Work out how many lines hold the string "region". The answer is a single number, nothing more.

########################################

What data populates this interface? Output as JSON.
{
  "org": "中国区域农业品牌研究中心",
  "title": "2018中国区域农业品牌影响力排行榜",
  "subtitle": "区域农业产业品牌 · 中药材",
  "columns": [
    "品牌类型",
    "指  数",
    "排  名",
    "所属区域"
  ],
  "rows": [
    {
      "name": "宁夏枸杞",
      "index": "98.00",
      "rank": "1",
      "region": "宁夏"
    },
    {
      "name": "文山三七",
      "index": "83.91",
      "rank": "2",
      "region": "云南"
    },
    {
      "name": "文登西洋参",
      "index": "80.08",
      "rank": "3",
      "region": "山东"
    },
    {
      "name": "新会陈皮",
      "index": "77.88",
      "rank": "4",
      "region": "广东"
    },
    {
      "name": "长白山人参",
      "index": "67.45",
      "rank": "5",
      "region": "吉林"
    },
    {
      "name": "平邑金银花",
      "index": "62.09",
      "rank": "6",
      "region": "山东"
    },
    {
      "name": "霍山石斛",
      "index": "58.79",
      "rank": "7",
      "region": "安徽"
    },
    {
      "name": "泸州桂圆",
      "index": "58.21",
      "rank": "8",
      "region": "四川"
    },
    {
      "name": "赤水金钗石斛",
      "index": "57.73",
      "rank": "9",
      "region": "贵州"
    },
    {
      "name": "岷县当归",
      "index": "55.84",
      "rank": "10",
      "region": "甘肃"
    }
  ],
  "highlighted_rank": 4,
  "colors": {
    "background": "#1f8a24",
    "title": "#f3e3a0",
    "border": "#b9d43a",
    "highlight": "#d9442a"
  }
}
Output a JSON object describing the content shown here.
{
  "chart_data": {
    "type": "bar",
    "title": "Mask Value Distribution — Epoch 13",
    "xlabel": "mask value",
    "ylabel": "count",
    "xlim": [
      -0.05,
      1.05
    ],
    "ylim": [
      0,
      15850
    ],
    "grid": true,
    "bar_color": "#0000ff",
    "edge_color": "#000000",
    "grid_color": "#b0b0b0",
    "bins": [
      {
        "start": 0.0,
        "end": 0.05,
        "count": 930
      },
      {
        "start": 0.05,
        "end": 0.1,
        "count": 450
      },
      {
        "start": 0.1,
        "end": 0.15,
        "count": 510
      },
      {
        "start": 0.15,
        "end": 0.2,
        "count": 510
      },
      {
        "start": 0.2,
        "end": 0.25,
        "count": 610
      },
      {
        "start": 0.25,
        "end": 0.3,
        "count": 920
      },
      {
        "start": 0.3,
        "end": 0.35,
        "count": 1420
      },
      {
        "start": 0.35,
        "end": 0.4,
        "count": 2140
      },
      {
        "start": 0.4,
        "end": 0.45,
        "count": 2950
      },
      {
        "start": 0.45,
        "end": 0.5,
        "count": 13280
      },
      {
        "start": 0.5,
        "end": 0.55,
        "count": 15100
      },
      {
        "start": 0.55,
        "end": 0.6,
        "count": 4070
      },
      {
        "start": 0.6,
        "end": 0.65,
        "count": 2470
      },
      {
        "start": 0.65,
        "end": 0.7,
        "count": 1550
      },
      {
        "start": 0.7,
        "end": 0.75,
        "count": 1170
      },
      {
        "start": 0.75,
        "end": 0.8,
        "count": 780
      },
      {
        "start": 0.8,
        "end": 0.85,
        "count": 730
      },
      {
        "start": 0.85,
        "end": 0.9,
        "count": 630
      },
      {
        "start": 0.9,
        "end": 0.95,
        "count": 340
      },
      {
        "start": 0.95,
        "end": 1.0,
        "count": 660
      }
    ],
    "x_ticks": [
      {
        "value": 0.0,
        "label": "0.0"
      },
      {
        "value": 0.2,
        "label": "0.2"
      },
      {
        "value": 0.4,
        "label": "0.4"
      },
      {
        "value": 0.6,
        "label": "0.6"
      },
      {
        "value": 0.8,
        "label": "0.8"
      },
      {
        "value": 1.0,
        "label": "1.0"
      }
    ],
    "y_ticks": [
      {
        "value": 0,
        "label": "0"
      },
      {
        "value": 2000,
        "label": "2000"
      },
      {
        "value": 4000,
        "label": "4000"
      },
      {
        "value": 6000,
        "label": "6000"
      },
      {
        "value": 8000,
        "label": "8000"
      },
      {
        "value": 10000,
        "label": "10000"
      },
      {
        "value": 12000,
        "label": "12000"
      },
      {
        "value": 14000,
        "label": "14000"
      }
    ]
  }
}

########################################

# [WRITTEN RESPONSE]
10